### Written exercise
Write out the listing below from the line containing "Give me a plain-text" to its last line, unaltered, ends included.

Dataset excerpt
— begin —

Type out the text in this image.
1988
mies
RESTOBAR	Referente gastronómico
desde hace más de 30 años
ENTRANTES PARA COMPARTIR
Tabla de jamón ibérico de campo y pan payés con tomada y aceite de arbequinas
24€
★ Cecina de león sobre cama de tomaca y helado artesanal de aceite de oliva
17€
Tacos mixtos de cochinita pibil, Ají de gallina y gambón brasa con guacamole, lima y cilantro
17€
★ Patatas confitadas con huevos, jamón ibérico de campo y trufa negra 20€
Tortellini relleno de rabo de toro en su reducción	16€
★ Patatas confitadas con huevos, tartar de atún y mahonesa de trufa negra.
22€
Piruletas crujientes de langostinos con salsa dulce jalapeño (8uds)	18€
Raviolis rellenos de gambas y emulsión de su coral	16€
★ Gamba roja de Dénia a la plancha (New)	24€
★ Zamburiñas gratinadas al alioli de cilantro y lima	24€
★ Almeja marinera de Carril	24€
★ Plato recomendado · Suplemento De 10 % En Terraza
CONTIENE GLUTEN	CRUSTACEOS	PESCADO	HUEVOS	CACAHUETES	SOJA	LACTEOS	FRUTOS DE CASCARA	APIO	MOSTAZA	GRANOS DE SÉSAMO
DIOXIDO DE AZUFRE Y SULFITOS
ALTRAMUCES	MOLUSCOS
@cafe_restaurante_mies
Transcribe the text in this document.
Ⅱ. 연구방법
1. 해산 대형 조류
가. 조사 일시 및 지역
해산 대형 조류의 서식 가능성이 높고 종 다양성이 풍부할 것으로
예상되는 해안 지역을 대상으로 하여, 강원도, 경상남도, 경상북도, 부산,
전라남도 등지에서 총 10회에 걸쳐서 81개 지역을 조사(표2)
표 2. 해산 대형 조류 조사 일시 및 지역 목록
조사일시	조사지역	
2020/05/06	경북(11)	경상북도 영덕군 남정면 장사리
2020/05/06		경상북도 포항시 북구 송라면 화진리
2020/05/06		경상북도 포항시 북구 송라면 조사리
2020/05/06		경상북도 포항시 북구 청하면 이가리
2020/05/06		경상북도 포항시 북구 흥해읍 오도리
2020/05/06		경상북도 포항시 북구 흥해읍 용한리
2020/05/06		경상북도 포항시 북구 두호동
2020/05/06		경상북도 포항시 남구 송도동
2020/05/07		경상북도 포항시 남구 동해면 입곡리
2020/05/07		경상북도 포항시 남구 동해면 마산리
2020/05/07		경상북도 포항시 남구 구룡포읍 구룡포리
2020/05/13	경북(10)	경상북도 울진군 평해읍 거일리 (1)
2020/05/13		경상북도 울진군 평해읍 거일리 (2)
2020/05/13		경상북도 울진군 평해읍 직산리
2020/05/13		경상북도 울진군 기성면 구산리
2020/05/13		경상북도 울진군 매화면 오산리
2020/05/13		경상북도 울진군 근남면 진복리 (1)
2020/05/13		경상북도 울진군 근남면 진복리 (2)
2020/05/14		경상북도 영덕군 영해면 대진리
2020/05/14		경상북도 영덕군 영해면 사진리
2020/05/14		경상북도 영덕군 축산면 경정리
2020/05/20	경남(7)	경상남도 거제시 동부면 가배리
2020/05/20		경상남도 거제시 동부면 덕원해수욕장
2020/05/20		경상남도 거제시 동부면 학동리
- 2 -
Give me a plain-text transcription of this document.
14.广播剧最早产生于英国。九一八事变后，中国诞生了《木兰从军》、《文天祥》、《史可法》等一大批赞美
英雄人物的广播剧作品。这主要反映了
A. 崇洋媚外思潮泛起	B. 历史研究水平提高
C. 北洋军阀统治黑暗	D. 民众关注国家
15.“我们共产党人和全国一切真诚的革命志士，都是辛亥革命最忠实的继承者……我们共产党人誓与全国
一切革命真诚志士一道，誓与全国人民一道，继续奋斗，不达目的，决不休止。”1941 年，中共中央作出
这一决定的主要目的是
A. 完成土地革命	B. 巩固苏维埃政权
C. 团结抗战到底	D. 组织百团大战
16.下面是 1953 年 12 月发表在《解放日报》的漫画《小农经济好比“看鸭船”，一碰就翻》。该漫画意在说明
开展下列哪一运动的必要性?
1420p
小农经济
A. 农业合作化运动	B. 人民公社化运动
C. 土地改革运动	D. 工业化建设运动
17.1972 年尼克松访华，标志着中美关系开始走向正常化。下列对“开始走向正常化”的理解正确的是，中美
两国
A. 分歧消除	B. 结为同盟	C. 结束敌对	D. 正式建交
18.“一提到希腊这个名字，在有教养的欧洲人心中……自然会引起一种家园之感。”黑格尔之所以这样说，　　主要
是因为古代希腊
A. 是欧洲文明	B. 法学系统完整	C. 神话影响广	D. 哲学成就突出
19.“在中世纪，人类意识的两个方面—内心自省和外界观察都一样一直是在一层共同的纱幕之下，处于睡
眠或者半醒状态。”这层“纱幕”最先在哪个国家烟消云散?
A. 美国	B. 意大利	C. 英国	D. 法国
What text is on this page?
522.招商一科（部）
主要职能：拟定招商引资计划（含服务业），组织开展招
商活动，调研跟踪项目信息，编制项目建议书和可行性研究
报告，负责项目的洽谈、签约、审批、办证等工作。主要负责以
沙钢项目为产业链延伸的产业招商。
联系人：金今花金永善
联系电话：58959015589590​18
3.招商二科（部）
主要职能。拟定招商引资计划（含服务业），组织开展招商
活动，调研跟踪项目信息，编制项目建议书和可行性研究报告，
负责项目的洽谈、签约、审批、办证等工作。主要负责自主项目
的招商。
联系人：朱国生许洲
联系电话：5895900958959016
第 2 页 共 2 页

— end —

### Solution to this exercise
Give me a plain-text transcription of this document.
14.广播剧最早产生于英国。九一八事变后，中国诞生了《木兰从军》、《文天祥》、《史可法》等一大批赞美
英雄人物的广播剧作品。这主要反映了
A. 崇洋媚外思潮泛起	B. 历史研究水平提高
C. 北洋军阀统治黑暗	D. 民众关注国家
15.“我们共产党人和全国一切真诚的革命志士，都是辛亥革命最忠实的继承者……我们共产党人誓与全国
一切革命真诚志士一道，誓与全国人民一道，继续奋斗，不达目的，决不休止。”1941 年，中共中央作出
这一决定的主要目的是
A. 完成土地革命	B. 巩固苏维埃政权
C. 团结抗战到底	D. 组织百团大战
16.下面是 1953 年 12 月发表在《解放日报》的漫画《小农经济好比“看鸭船”，一碰就翻》。该漫画意在说明
开展下列哪一运动的必要性?
1420p
小农经济
A. 农业合作化运动	B. 人民公社化运动
C. 土地改革运动	D. 工业化建设运动
17.1972 年尼克松访华，标志着中美关系开始走向正常化。下列对“开始走向正常化”的理解正确的是，中美
两国
A. 分歧消除	B. 结为同盟	C. 结束敌对	D. 正式建交
18.“一提到希腊这个名字，在有教养的欧洲人心中……自然会引起一种家园之感。”黑格尔之所以这样说，　　主要
是因为古代希腊
A. 是欧洲文明	B. 法学系统完整	C. 神话影响广	D. 哲学成就突出
19.“在中世纪，人类意识的两个方面—内心自省和外界观察都一样一直是在一层共同的纱幕之下，处于睡
眠或者半醒状态。”这层“纱幕”最先在哪个国家烟消云散?
A. 美国	B. 意大利	C. 英国	D. 法国
What text is on this page?
522.招商一科（部）
主要职能：拟定招商引资计划（含服务业），组织开展招
商活动，调研跟踪项目信息，编制项目建议书和可行性研究
报告，负责项目的洽谈、签约、审批、办证等工作。主要负责以
沙钢项目为产业链延伸的产业招商。
联系人：金今花金永善
联系电话：58959015589590​18
3.招商二科（部）
主要职能。拟定招商引资计划（含服务业），组织开展招商
活动，调研跟踪项目信息，编制项目建议书和可行性研究报告，
负责项目的洽谈、签约、审批、办证等工作。主要负责自主项目
的招商。
联系人：朱国生许洲
联系电话：5895900958959016
第 2 页 共 2 页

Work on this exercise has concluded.